**Given entries**
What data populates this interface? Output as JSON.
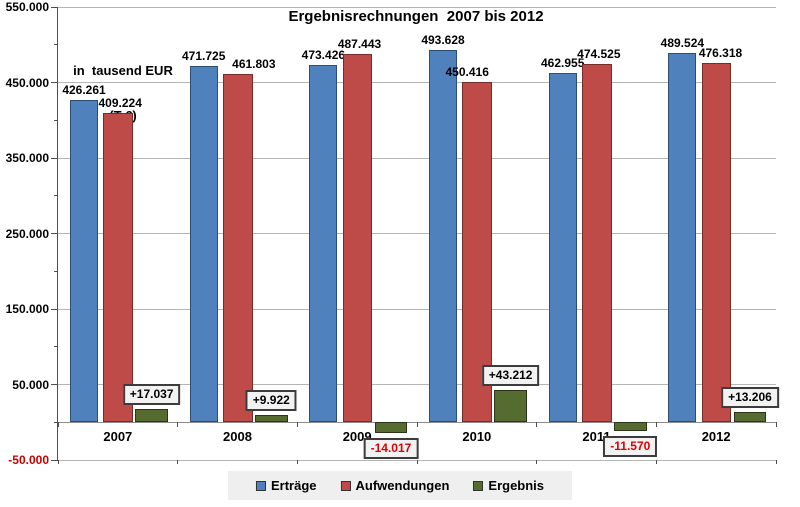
{
  "chart_data": {
    "type": "bar",
    "title": "Ergebnisrechnungen  2007 bis 2012",
    "unit_note": [
      "in  tausend EUR",
      "(T €)"
    ],
    "categories": [
      "2007",
      "2008",
      "2009",
      "2010",
      "2011",
      "2012"
    ],
    "series": [
      {
        "key": "ertraege",
        "name": "Erträge",
        "color": "#4f81bd",
        "border": "#2c4d75",
        "values": [
          426261,
          471725,
          473426,
          493628,
          462955,
          489524
        ],
        "labels": [
          "426.261",
          "471.725",
          "473.426",
          "493.628",
          "462.955",
          "489.524"
        ],
        "label_dx": [
          0,
          0,
          0,
          0,
          0,
          0
        ]
      },
      {
        "key": "aufwendungen",
        "name": "Aufwendungen",
        "color": "#be4b48",
        "border": "#772c2a",
        "values": [
          409224,
          461803,
          487443,
          450416,
          474525,
          476318
        ],
        "labels": [
          "409.224",
          "461.803",
          "487.443",
          "450.416",
          "474.525",
          "476.318"
        ],
        "label_dx": [
          2,
          16,
          2,
          -10,
          2,
          4
        ]
      },
      {
        "key": "ergebnis",
        "name": "Ergebnis",
        "color": "#556b2f",
        "border": "#2a3617",
        "values": [
          17037,
          9922,
          -14017,
          43212,
          -11570,
          13206
        ],
        "labels": [
          "+17.037",
          "+9.922",
          "-14.017",
          "+43.212",
          "-11.570",
          "+13.206"
        ],
        "label_dx": [
          0,
          0,
          0,
          0,
          0,
          0
        ]
      }
    ],
    "ylim": [
      -50000,
      550000
    ],
    "y_major_step": 100000,
    "y_minor_step": 50000,
    "y_tick_labels": [
      "550.000",
      "450.000",
      "350.000",
      "250.000",
      "150.000",
      "50.000",
      "-50.000"
    ],
    "grid": true,
    "legend_position": "bottom",
    "colors": {
      "gridline": "#b5b5b5",
      "zero_line": "#8c8c8c",
      "axis": "#4d4d4d",
      "negative_text": "#e00000",
      "negative_axis_label": "#c80000",
      "result_box_bg": "#f2f2f2",
      "result_box_border": "#3c3c3c",
      "legend_bg": "#efefef",
      "background": "#ffffff"
    }
  }
}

**Direction**
Reproduce the material word for word. Any pictures should be left out of the copy.

**Result of the task**
What data populates this interface? Output as JSON.
{
  "chart_data": {
    "type": "bar",
    "title": "Ergebnisrechnungen  2007 bis 2012",
    "unit_note": [
      "in  tausend EUR",
      "(T €)"
    ],
    "categories": [
      "2007",
      "2008",
      "2009",
      "2010",
      "2011",
      "2012"
    ],
    "series": [
      {
        "key": "ertraege",
        "name": "Erträge",
        "color": "#4f81bd",
        "border": "#2c4d75",
        "values": [
          426261,
          471725,
          473426,
          493628,
          462955,
          489524
        ],
        "labels": [
          "426.261",
          "471.725",
          "473.426",
          "493.628",
          "462.955",
          "489.524"
        ],
        "label_dx": [
          0,
          0,
          0,
          0,
          0,
          0
        ]
      },
      {
        "key": "aufwendungen",
        "name": "Aufwendungen",
        "color": "#be4b48",
        "border": "#772c2a",
        "values": [
          409224,
          461803,
          487443,
          450416,
          474525,
          476318
        ],
        "labels": [
          "409.224",
          "461.803",
          "487.443",
          "450.416",
          "474.525",
          "476.318"
        ],
        "label_dx": [
          2,
          16,
          2,
          -10,
          2,
          4
        ]
      },
      {
        "key": "ergebnis",
        "name": "Ergebnis",
        "color": "#556b2f",
        "border": "#2a3617",
        "values": [
          17037,
          9922,
          -14017,
          43212,
          -11570,
          13206
        ],
        "labels": [
          "+17.037",
          "+9.922",
          "-14.017",
          "+43.212",
          "-11.570",
          "+13.206"
        ],
        "label_dx": [
          0,
          0,
          0,
          0,
          0,
          0
        ]
      }
    ],
    "ylim": [
      -50000,
      550000
    ],
    "y_major_step": 100000,
    "y_minor_step": 50000,
    "y_tick_labels": [
      "550.000",
      "450.000",
      "350.000",
      "250.000",
      "150.000",
      "50.000",
      "-50.000"
    ],
    "grid": true,
    "legend_position": "bottom",
    "colors": {
      "gridline": "#b5b5b5",
      "zero_line": "#8c8c8c",
      "axis": "#4d4d4d",
      "negative_text": "#e00000",
      "negative_axis_label": "#c80000",
      "result_box_bg": "#f2f2f2",
      "result_box_border": "#3c3c3c",
      "legend_bg": "#efefef",
      "background": "#ffffff"
    }
  }
}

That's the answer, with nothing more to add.